> Exercise
Gather every line of the listing below that contains the string "frame", and copy each one out in full.

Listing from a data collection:
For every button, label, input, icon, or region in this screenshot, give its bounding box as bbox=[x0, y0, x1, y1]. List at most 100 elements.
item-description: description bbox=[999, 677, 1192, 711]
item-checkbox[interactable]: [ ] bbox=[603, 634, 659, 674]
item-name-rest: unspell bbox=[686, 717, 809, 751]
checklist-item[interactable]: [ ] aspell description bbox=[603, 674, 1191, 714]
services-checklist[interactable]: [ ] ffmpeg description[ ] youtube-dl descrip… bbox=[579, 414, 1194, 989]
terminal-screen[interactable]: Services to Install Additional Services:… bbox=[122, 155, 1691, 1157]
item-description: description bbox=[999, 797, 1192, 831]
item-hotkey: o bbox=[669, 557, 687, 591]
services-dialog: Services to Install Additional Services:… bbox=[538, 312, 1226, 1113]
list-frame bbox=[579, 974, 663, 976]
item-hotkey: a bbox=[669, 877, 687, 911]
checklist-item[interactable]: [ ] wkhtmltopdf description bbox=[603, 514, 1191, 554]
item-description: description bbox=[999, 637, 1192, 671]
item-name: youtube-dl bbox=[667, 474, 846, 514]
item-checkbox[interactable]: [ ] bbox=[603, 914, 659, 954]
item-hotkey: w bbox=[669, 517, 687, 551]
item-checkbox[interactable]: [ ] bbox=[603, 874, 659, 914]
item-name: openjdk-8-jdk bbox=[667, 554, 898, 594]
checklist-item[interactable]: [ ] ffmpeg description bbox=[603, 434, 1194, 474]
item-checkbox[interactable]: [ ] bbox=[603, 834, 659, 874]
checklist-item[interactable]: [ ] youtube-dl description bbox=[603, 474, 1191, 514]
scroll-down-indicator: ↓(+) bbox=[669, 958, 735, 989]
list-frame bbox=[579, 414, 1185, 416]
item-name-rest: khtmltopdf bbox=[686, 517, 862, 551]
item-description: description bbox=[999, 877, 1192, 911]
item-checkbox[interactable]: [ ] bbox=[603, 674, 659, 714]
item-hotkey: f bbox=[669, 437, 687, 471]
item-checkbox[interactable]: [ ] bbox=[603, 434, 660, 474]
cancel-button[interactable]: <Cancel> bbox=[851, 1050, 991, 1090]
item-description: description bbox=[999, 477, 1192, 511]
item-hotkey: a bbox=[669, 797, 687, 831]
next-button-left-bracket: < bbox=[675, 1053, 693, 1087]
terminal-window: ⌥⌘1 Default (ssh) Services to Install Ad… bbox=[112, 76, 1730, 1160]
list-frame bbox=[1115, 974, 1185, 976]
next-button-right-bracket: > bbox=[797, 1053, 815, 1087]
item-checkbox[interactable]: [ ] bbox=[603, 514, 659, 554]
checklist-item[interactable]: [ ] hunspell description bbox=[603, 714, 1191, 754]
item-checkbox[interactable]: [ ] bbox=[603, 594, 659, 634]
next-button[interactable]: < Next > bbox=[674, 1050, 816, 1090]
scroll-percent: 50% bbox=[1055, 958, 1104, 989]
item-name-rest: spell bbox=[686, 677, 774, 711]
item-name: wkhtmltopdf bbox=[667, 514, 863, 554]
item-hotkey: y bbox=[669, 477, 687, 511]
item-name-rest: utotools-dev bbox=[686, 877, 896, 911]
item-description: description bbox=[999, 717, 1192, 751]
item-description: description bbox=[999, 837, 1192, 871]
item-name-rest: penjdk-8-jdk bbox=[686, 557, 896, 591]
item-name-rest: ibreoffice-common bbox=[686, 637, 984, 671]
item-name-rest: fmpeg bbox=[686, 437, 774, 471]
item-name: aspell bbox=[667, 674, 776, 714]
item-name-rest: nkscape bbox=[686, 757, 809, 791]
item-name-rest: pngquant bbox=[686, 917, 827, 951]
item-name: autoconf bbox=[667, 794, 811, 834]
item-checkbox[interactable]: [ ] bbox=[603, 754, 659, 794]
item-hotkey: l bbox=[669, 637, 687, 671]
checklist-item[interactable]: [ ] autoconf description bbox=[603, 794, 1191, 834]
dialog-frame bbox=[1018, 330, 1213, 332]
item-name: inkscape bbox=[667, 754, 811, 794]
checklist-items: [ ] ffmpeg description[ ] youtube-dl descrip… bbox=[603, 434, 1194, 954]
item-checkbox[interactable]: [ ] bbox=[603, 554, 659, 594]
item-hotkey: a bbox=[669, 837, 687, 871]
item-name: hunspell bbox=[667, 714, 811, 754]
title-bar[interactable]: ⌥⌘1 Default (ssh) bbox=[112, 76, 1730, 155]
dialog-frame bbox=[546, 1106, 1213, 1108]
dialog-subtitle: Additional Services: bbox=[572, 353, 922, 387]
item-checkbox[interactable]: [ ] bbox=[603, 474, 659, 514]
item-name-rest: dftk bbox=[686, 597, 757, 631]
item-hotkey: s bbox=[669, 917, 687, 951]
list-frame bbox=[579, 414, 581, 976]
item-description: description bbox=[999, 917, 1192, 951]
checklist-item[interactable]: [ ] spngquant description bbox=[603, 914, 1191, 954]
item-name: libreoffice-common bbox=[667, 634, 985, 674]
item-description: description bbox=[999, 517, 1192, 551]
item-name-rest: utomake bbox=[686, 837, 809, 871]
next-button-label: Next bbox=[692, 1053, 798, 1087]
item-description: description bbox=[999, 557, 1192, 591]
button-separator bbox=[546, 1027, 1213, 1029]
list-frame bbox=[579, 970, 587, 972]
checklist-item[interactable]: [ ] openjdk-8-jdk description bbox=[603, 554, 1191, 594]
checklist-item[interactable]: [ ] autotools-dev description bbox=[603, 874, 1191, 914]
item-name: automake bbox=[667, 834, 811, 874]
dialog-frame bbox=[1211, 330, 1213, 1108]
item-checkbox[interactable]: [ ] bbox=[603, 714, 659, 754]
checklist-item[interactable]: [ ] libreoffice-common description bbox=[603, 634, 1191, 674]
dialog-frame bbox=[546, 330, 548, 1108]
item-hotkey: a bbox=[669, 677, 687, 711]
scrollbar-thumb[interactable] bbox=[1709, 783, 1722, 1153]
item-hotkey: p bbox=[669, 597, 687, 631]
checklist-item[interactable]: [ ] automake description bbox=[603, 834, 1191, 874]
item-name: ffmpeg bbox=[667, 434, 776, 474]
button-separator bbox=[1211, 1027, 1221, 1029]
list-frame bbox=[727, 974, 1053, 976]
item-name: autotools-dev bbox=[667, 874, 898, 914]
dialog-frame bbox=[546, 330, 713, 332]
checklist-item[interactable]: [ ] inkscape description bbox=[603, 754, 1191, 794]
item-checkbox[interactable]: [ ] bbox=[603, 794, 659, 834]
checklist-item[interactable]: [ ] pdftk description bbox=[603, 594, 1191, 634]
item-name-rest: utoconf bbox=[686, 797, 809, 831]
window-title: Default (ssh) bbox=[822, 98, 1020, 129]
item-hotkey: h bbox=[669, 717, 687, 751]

> Result of this task
list-frame bbox=[579, 974, 663, 976]
list-frame bbox=[579, 414, 1185, 416]
list-frame bbox=[1115, 974, 1185, 976]
dialog-frame bbox=[1018, 330, 1213, 332]
dialog-frame bbox=[546, 1106, 1213, 1108]
list-frame bbox=[579, 414, 581, 976]
list-frame bbox=[579, 970, 587, 972]
dialog-frame bbox=[1211, 330, 1213, 1108]
dialog-frame bbox=[546, 330, 548, 1108]
list-frame bbox=[727, 974, 1053, 976]
dialog-frame bbox=[546, 330, 713, 332]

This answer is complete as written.